主に女性活躍推進について日経新聞に掲載された記事の総集編。
女性活躍推進って2012年の話なの!?
しかも2020年になっても全く改善していないうえ、日本でこの基準達成は無理だと、目標が下方修正されたという…。
マジですか。。。。知らなかった。。。
まぁうちの会社の女性役員比率も1%だしね…。
筆者は女性活躍推進関連政策を「日本女性超人化計画」と読んだそうです。
「成長戦略としての女性の活躍推進」
①労働力人口の増加
②優秀な人材の確保
③新たな財・サービスの創造
「2020年までに指導的地位に占める女性の割合を30%に」
→この基準は1990年からずっと言っているが、30年たっても改善していない
(日本の男女平等ランキングは年々下がり続けて、2020年 120/120ワースト国)
筆者の言う活躍推進の政策にはいくつもの落とし穴があるという。

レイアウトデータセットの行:
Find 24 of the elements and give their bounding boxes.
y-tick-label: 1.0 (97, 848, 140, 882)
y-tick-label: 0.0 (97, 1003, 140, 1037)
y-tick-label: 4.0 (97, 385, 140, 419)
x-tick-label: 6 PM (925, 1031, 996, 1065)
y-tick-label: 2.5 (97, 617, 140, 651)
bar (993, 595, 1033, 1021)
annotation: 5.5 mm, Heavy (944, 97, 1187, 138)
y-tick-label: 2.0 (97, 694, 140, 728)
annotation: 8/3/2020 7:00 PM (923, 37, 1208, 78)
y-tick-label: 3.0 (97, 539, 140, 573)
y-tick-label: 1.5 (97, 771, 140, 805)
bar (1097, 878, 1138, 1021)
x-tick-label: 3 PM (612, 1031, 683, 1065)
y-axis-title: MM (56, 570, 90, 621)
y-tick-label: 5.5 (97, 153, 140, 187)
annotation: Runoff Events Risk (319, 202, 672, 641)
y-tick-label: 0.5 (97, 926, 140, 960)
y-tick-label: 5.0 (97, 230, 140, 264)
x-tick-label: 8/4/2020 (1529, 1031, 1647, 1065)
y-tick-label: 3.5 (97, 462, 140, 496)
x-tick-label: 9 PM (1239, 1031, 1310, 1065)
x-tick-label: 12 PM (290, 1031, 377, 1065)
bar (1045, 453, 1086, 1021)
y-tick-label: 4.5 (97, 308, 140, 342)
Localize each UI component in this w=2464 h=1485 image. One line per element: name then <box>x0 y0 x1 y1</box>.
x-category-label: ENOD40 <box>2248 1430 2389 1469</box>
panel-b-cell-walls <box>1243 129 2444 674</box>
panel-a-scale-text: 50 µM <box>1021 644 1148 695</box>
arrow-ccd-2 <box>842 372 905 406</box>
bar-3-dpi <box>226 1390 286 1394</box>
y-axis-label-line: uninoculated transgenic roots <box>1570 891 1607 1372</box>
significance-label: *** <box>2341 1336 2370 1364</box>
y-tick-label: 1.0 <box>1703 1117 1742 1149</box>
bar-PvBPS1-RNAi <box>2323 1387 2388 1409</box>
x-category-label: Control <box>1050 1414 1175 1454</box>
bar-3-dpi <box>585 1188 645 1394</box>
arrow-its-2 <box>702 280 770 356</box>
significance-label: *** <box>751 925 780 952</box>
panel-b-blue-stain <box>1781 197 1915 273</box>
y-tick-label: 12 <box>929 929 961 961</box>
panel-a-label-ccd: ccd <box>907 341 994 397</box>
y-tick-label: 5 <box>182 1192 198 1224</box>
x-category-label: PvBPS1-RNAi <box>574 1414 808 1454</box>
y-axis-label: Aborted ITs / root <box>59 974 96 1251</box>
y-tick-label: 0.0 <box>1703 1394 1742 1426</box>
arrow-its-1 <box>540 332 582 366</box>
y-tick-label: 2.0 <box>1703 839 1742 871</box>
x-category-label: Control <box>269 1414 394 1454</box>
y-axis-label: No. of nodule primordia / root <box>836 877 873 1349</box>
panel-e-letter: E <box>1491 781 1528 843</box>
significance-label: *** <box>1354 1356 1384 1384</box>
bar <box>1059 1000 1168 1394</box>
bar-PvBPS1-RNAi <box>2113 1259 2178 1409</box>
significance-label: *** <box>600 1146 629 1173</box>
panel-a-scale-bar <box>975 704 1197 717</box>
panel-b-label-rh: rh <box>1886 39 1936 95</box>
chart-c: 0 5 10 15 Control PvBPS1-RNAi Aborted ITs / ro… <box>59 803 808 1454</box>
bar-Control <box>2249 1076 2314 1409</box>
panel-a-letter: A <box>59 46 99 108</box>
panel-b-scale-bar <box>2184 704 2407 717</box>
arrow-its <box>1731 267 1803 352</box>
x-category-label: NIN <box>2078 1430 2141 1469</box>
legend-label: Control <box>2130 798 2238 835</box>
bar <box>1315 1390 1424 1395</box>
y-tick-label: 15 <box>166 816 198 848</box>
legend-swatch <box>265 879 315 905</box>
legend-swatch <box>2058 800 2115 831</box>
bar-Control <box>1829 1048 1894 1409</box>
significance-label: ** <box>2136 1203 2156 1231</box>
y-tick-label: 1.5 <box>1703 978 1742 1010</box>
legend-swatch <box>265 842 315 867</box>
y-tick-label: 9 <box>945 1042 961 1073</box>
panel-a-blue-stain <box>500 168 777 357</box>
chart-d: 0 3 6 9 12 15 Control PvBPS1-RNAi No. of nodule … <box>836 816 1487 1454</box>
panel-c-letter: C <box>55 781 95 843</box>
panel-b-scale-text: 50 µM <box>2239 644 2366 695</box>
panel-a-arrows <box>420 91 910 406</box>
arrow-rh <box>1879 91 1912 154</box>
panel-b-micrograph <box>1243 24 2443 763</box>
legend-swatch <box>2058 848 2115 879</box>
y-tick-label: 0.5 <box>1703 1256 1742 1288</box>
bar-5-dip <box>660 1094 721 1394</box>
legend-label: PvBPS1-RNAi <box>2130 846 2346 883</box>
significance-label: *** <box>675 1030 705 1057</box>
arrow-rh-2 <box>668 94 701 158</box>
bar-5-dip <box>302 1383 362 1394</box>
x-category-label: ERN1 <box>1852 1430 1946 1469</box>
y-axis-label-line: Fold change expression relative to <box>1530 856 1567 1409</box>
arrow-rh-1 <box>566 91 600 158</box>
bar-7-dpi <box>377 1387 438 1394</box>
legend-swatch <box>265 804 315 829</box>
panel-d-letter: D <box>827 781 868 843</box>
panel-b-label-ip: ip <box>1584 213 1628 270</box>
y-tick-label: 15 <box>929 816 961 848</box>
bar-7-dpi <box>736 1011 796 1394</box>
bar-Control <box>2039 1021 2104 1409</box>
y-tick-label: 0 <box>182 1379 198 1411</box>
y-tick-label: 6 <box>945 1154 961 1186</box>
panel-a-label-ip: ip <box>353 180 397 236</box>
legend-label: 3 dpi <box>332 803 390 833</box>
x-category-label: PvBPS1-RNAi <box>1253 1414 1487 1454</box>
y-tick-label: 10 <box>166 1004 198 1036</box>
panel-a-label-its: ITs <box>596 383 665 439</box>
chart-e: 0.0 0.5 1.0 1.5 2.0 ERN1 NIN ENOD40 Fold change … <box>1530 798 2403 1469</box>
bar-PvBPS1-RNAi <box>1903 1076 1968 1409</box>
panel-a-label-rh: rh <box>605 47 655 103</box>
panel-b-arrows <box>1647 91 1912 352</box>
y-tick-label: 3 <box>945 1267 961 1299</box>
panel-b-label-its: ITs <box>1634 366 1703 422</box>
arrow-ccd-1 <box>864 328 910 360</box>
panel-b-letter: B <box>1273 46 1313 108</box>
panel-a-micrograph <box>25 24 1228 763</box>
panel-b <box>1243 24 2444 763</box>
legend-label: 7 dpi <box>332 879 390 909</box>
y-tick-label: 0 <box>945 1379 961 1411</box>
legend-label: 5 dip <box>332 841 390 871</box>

■ **指示**
上にある女性活躍推進についての抜粋文を、一字も変えずに最初から最後までそのまま繰り返すこと。

■ **回答**
主に女性活躍推進について日経新聞に掲載された記事の総集編。
女性活躍推進って2012年の話なの!?
しかも2020年になっても全く改善していないうえ、日本でこの基準達成は無理だと、目標が下方修正されたという…。
マジですか。。。。知らなかった。。。
まぁうちの会社の女性役員比率も1%だしね…。
筆者は女性活躍推進関連政策を「日本女性超人化計画」と読んだそうです。
「成長戦略としての女性の活躍推進」
①労働力人口の増加
②優秀な人材の確保
③新たな財・サービスの創造
「2020年までに指導的地位に占める女性の割合を30%に」
→この基準は1990年からずっと言っているが、30年たっても改善していない
(日本の男女平等ランキングは年々下がり続けて、2020年 120/120ワースト国)
筆者の言う活躍推進の政策にはいくつもの落とし穴があるという。